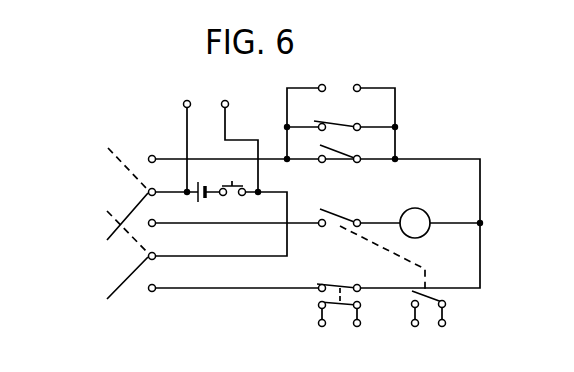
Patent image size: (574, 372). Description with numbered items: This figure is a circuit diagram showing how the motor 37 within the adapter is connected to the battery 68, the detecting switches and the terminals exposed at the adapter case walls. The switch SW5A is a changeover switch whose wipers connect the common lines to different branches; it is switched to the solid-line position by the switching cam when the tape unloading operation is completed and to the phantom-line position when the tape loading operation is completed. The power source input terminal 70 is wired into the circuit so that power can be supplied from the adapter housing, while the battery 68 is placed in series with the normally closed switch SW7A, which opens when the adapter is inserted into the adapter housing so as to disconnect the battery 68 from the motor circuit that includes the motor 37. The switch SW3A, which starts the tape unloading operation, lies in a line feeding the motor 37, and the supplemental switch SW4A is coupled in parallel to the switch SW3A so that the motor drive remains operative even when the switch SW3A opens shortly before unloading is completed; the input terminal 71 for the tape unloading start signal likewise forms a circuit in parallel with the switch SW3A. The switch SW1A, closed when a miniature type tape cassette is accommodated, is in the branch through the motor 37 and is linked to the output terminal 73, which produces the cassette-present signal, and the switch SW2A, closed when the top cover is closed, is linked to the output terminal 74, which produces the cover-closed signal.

The power source input terminal 70 is at (181, 98).
The input terminal for a tape unloading start signal 71 is at (318, 81).
The battery 68 is at (195, 197).
The motor 37 is at (429, 232).
The output terminal 74 is at (318, 329).
The output terminal 73 is at (410, 329).
The switch SW1A is at (352, 208).
The switch SW2A is at (344, 276).
The switch SW3A is at (346, 164).
The supplemental switch SW4A is at (343, 114).
The switch SW5A is at (100, 223).
The switch SW7A is at (243, 199).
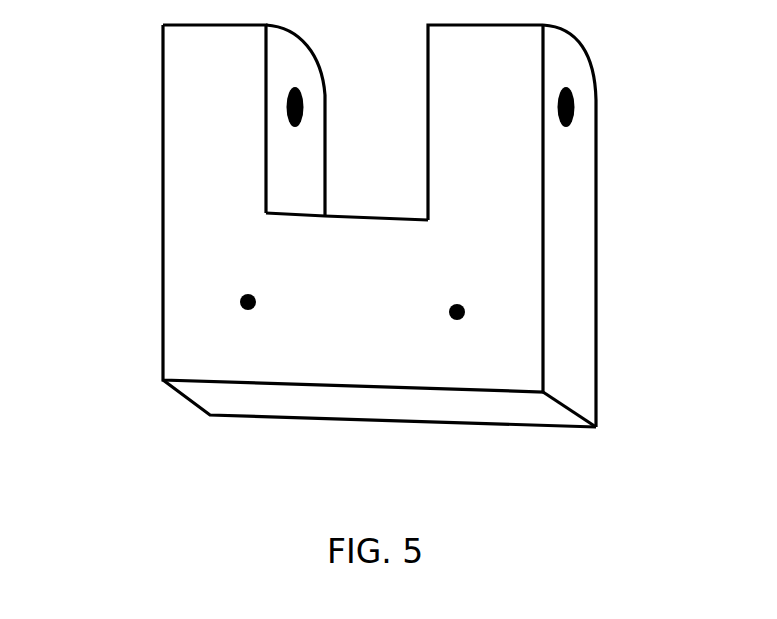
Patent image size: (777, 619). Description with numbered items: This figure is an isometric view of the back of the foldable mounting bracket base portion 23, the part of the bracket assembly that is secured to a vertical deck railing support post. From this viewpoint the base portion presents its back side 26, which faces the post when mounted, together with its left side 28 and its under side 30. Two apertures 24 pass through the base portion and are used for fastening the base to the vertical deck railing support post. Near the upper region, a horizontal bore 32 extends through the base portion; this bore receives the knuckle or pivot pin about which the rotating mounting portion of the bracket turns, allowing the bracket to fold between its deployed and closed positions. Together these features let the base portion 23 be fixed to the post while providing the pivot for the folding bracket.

The foldable mounting bracket base portion 23 is at (213, 77).
The aperture 24 is at (254, 318).
The back side 26 is at (252, 246).
The left side 28 is at (575, 263).
The under side 30 is at (258, 405).
The horizontal bore 32 is at (312, 118).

====

> Exercise details
Reproduce every line of the rows above word for word, omitting the pictures.

> Output of the task
Patent image size: (574, 372). Description with numbered items: This figure is a circuit diagram showing how the motor 37 within the adapter is connected to the battery 68, the detecting switches and the terminals exposed at the adapter case walls. The switch SW5A is a changeover switch whose wipers connect the common lines to different branches; it is switched to the solid-line position by the switching cam when the tape unloading operation is completed and to the phantom-line position when the tape loading operation is completed. The power source input terminal 70 is wired into the circuit so that power can be supplied from the adapter housing, while the battery 68 is placed in series with the normally closed switch SW7A, which opens when the adapter is inserted into the adapter housing so as to disconnect the battery 68 from the motor circuit that includes the motor 37. The switch SW3A, which starts the tape unloading operation, lies in a line feeding the motor 37, and the supplemental switch SW4A is coupled in parallel to the switch SW3A so that the motor drive remains operative even when the switch SW3A opens shortly before unloading is completed; the input terminal 71 for the tape unloading start signal likewise forms a circuit in parallel with the switch SW3A. The switch SW1A, closed when a miniature type tape cassette is accommodated, is in the branch through the motor 37 and is linked to the output terminal 73, which produces the cassette-present signal, and the switch SW2A, closed when the top cover is closed, is linked to the output terminal 74, which produces the cover-closed signal.

The power source input terminal 70 is at (181, 98).
The input terminal for a tape unloading start signal 71 is at (318, 81).
The battery 68 is at (195, 197).
The motor 37 is at (429, 232).
The output terminal 74 is at (318, 329).
The output terminal 73 is at (410, 329).
The switch SW1A is at (352, 208).
The switch SW2A is at (344, 276).
The switch SW3A is at (346, 164).
The supplemental switch SW4A is at (343, 114).
The switch SW5A is at (100, 223).
The switch SW7A is at (243, 199).
Patent image size: (777, 619). Description with numbered items: This figure is an isometric view of the back of the foldable mounting bracket base portion 23, the part of the bracket assembly that is secured to a vertical deck railing support post. From this viewpoint the base portion presents its back side 26, which faces the post when mounted, together with its left side 28 and its under side 30. Two apertures 24 pass through the base portion and are used for fastening the base to the vertical deck railing support post. Near the upper region, a horizontal bore 32 extends through the base portion; this bore receives the knuckle or pivot pin about which the rotating mounting portion of the bracket turns, allowing the bracket to fold between its deployed and closed positions. Together these features let the base portion 23 be fixed to the post while providing the pivot for the folding bracket.

The foldable mounting bracket base portion 23 is at (213, 77).
The aperture 24 is at (254, 318).
The back side 26 is at (252, 246).
The left side 28 is at (575, 263).
The under side 30 is at (258, 405).
The horizontal bore 32 is at (312, 118).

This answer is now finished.